Dataset rows for document pages
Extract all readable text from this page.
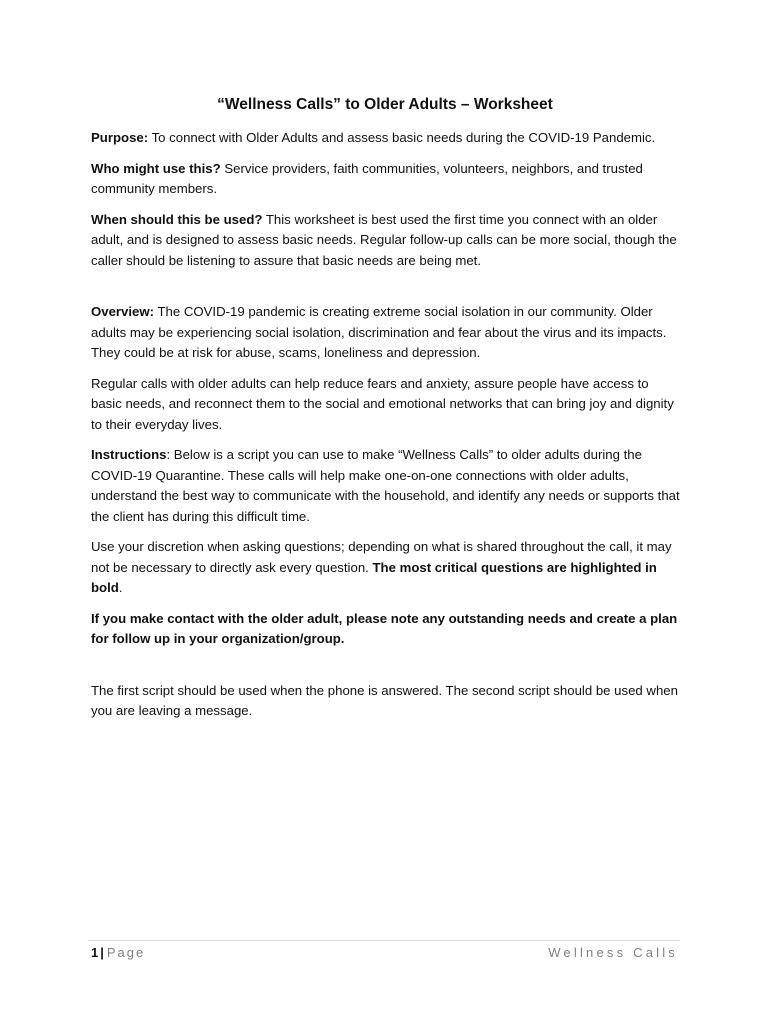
“Wellness Calls” to Older Adults – Worksheet

Purpose: To connect with Older Adults and assess basic needs during the COVID-19 Pandemic.

Who might use this? Service providers, faith communities, volunteers, neighbors, and trusted community members.

When should this be used? This worksheet is best used the first time you connect with an older adult, and is designed to assess basic needs. Regular follow-up calls can be more social, though the caller should be listening to assure that basic needs are being met.

Overview: The COVID-19 pandemic is creating extreme social isolation in our community. Older adults may be experiencing social isolation, discrimination and fear about the virus and its impacts. They could be at risk for abuse, scams, loneliness and depression.

Regular calls with older adults can help reduce fears and anxiety, assure people have access to basic needs, and reconnect them to the social and emotional networks that can bring joy and dignity to their everyday lives.

Instructions: Below is a script you can use to make “Wellness Calls” to older adults during the COVID-19 Quarantine. These calls will help make one-on-one connections with older adults, understand the best way to communicate with the household, and identify any needs or supports that the client has during this difficult time.

Use your discretion when asking questions; depending on what is shared throughout the call, it may not be necessary to directly ask every question. The most critical questions are highlighted in bold.

If you make contact with the older adult, please note any outstanding needs and create a plan for follow up in your organization/group.

The first script should be used when the phone is answered. The second script should be used when you are leaving a message.

1 | Page	Wellness Calls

### Activity
An exact copy of every record above is needed, with all pictures left out.

### Task response
Extract all readable text from this page.
“Wellness Calls” to Older Adults – Worksheet

Purpose: To connect with Older Adults and assess basic needs during the COVID-19 Pandemic.

Who might use this? Service providers, faith communities, volunteers, neighbors, and trusted community members.

When should this be used? This worksheet is best used the first time you connect with an older adult, and is designed to assess basic needs. Regular follow-up calls can be more social, though the caller should be listening to assure that basic needs are being met.

Overview: The COVID-19 pandemic is creating extreme social isolation in our community. Older adults may be experiencing social isolation, discrimination and fear about the virus and its impacts. They could be at risk for abuse, scams, loneliness and depression.

Regular calls with older adults can help reduce fears and anxiety, assure people have access to basic needs, and reconnect them to the social and emotional networks that can bring joy and dignity to their everyday lives.

Instructions: Below is a script you can use to make “Wellness Calls” to older adults during the COVID-19 Quarantine. These calls will help make one-on-one connections with older adults, understand the best way to communicate with the household, and identify any needs or supports that the client has during this difficult time.

Use your discretion when asking questions; depending on what is shared throughout the call, it may not be necessary to directly ask every question. The most critical questions are highlighted in bold.

If you make contact with the older adult, please note any outstanding needs and create a plan for follow up in your organization/group.

The first script should be used when the phone is answered. The second script should be used when you are leaving a message.

1 | Page	Wellness Calls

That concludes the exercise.